Task to carry out: Pull out every line with the word "JSON" from the entries below.

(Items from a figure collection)
┌────────

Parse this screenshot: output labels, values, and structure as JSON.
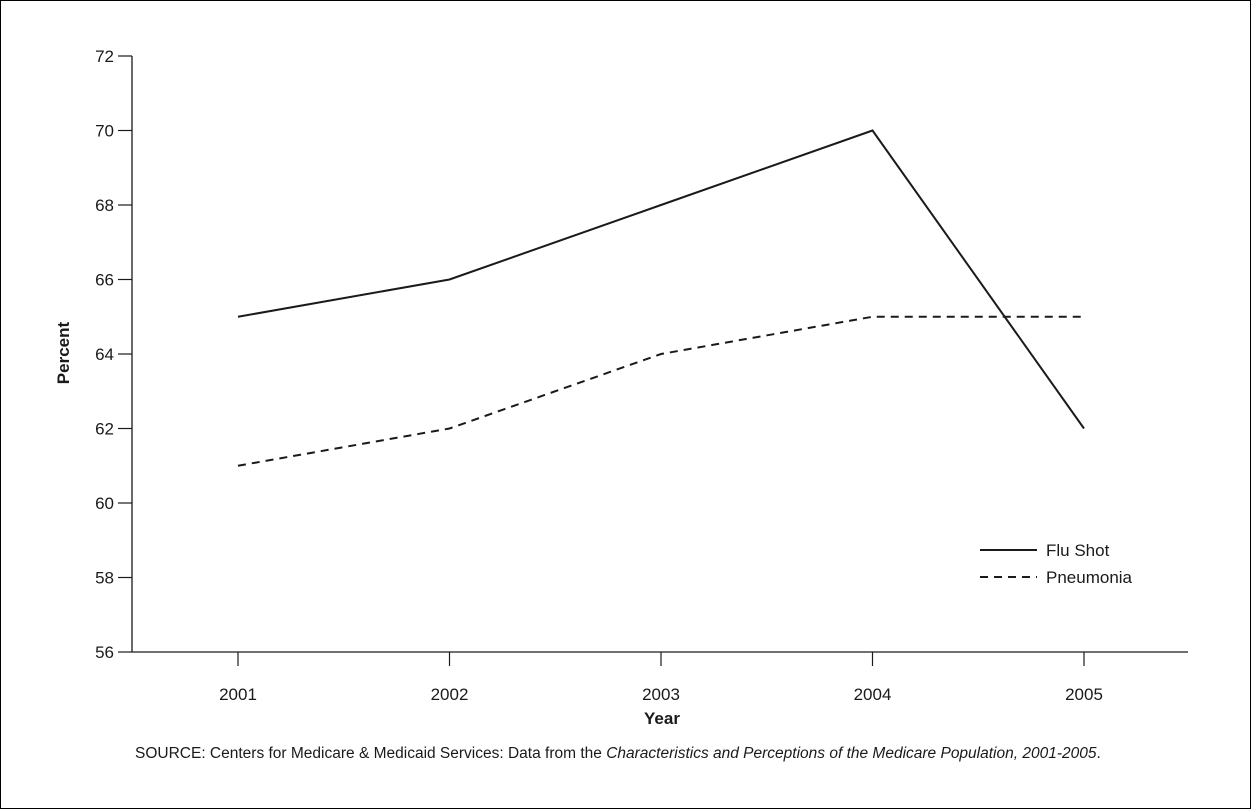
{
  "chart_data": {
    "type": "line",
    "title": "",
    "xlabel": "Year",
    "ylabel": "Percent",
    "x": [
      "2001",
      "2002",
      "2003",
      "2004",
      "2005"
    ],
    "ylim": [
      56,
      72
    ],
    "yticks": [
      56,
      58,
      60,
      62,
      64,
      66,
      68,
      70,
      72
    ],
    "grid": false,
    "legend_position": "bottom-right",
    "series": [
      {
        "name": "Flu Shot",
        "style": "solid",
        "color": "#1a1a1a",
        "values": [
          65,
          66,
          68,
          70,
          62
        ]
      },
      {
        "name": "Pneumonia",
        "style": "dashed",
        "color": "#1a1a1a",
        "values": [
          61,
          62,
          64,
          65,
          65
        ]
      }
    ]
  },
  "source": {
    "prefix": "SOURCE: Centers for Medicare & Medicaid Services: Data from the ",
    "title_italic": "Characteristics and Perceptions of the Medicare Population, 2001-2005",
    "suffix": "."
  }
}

└────────
┌────────

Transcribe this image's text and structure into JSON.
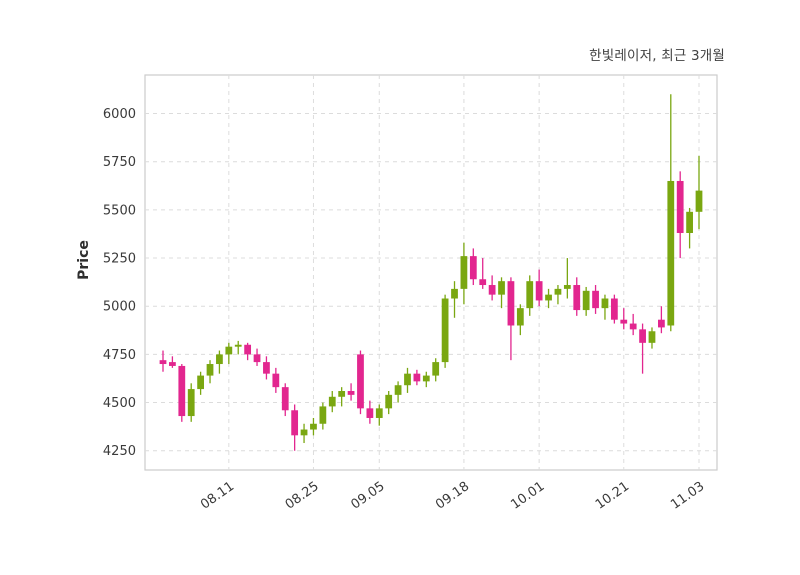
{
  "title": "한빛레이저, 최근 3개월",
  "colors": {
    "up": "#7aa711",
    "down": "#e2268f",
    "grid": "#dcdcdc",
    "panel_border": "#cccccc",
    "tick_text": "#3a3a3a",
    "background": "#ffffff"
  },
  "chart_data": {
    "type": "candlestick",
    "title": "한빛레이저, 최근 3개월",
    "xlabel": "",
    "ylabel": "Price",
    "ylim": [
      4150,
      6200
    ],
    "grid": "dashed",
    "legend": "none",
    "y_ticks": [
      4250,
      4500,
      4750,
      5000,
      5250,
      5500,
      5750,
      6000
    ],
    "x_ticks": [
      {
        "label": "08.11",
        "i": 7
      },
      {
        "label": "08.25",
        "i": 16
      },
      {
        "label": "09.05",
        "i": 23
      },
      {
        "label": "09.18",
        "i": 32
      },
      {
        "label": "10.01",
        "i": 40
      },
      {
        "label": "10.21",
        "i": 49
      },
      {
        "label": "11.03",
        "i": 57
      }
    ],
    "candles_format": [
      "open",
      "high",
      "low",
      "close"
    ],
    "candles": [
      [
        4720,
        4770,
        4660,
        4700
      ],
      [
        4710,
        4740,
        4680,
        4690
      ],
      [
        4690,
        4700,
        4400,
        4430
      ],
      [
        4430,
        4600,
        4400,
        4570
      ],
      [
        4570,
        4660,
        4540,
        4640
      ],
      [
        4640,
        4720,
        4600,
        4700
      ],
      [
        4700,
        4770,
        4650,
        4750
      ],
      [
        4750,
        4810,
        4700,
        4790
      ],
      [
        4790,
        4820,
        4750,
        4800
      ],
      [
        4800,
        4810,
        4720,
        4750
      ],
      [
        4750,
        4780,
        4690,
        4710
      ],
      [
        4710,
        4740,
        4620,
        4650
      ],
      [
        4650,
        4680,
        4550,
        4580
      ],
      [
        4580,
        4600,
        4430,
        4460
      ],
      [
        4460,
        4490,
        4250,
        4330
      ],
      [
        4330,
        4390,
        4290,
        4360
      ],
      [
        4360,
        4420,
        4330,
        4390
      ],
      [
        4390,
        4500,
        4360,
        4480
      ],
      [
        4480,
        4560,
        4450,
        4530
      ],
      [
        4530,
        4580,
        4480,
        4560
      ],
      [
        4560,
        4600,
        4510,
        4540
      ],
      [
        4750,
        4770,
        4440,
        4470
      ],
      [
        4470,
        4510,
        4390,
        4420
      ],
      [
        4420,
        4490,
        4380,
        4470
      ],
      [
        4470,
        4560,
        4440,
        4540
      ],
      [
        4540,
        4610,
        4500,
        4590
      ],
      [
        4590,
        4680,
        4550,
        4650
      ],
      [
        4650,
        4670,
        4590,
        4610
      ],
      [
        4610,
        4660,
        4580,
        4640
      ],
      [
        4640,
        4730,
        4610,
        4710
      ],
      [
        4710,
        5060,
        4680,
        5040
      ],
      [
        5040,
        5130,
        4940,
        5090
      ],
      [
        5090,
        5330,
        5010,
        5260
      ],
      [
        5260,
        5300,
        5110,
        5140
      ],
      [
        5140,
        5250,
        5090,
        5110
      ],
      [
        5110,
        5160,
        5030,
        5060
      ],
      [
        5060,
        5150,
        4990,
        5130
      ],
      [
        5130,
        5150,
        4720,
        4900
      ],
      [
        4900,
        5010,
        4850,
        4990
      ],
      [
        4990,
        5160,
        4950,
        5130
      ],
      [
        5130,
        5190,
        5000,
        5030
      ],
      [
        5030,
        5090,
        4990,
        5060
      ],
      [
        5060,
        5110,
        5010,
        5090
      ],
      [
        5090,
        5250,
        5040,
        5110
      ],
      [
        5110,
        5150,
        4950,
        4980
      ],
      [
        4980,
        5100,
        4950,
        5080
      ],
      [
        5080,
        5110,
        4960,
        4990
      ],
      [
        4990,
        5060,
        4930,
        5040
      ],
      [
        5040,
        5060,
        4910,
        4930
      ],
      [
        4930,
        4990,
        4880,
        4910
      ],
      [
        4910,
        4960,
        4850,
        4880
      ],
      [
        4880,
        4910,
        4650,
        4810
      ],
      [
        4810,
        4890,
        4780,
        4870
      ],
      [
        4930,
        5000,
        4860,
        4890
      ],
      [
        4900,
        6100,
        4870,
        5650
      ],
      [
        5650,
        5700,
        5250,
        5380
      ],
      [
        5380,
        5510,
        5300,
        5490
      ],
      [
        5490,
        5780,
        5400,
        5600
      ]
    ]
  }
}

└────────

Finished exercise:
Parse this screenshot: output labels, values, and structure as JSON.
Transcribe this image's text and structure into JSON.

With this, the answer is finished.